• THE PROBLEM: Return each line of the material below that contains the word "column", copied in full.

### RECORDS FOR PROCESSING

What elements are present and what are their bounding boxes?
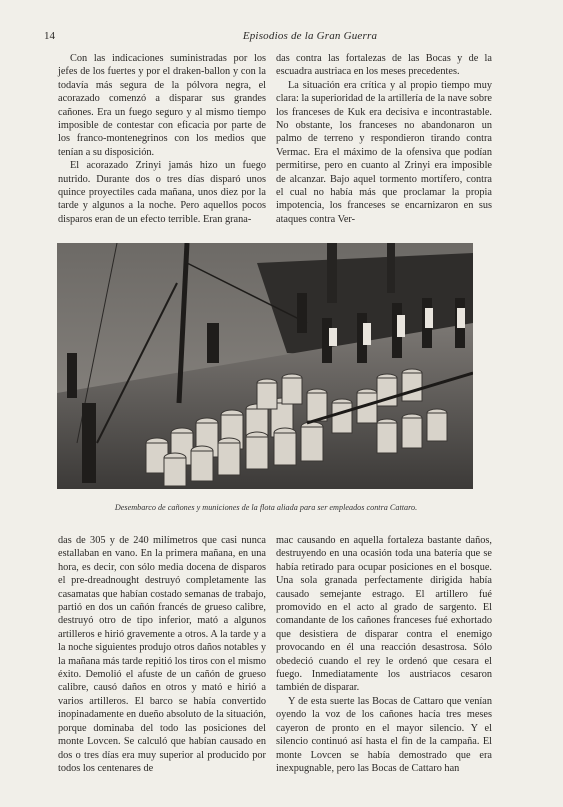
page-number: 14	[44, 30, 55, 42]
paragraph: mac causando en aquella fortaleza bastante daños, destruyendo en una ocasión toda una batería que se había retirado para ocupar posiciones en el bosque. Una sola granada perfectamente dirigida había causado semejante estrago. El artillero fué promovido en el acto al grado de sargento. El comandante de los cañones franceses fué exhortado que desistiera de disparar contra el enemigo provocando en él una reacción desastrosa. Sólo obedeció cuando el rey le ordenó que cesara el fuego. Inmediatamente los austriacos cesaron también de disparar.	[276, 535, 492, 694]
paragraph: das contra las fortalezas de las Bocas y de la escuadra austriaca en los meses precedentes.	[276, 53, 492, 78]
bottom-right-column	[276, 534, 492, 775]
running-title: Episodios de la Gran Guerra	[242, 30, 378, 42]
paragraph: das de 305 y de 240 milímetros que casi nunca estallaban en vano. En la primera mañana, en una hora, es decir, con sólo media docena de disparos el pre-dreadnought destruyó completamente las casamatas que habían costado semanas de trabajo, partió en dos un cañón francés de grueso calibre, destruyó otro de tipo inferior, mató a algunos artilleros e hirió gravemente a otros. A la tarde y a la noche siguientes produjo otros daños notables y la mañana más tarde repitió los tiros con el mismo éxito. Demolió el afuste de un cañón de grueso calibre, causó daños en otros y mató e hirió a varios artilleros. El barco se había convertido inopinadamente en dueño absoluto de la situación, porque dominaba del todo las posiciones del monte Lovcen. Se calculó que habían causado en dos o tres días era muy superior al producido por todos los centenares de	[58, 535, 266, 774]
bottom-left-column	[58, 534, 266, 775]
top-right-column	[276, 52, 492, 226]
photograph-unloading-munitions	[57, 243, 473, 489]
photo-illustration	[57, 243, 473, 489]
top-left-column	[58, 52, 266, 226]
paragraph: La situación era crítica y al propio tiempo muy clara: la superioridad de la artillería de la nave sobre los franceses de Kuk era decisiva e incontrastable. No obstante, los franceses no abandonaron un palmo de terreno y respondieron tirando contra Vermac. Era el máximo de la ofensiva que podían permitirse, pero en cuanto al Zrinyi era imposible de alcanzar. Bajo aquel tormento mortífero, contra el cual no había más que proclamar la propia impotencia, los franceses se encarnizaron en sus ataques contra Ver-	[276, 79, 492, 225]
paragraph: El acorazado Zrinyi jamás hizo un fuego nutrido. Durante dos o tres días disparó unos quince proyectiles cada mañana, unos diez por la tarde y algunos a la noche. Pero aquellos pocos disparos eran de un efecto terrible. Eran grana-	[58, 160, 266, 225]
figure-caption: Desembarco de cañones y municiones de la flota aliada para ser empleados contra Cattaro.	[114, 503, 418, 512]
paragraph: Con las indicaciones suministradas por los jefes de los fuertes y por el draken-ballon y con la todavía más segura de la pólvora negra, el acorazado comenzó a disparar sus grandes cañones. Era un fuego seguro y al mismo tiempo imposible de contestar con eficacia por parte de los franco-montenegrinos con los medios que tenían a su disposición.	[58, 53, 266, 158]
paragraph: Y de esta suerte las Bocas de Cattaro que venían oyendo la voz de los cañones hacía tres meses cayeron de pronto en el mayor silencio. Y el silencio continuó así hasta el fin de la campaña. El monte Lovcen se había demostrado que era inexpugnable, pero las Bocas de Cattaro han	[276, 695, 492, 774]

######

• TASK RESULT:
bottom-right-column	[276, 534, 492, 775]
bottom-left-column	[58, 534, 266, 775]
top-right-column	[276, 52, 492, 226]
top-left-column	[58, 52, 266, 226]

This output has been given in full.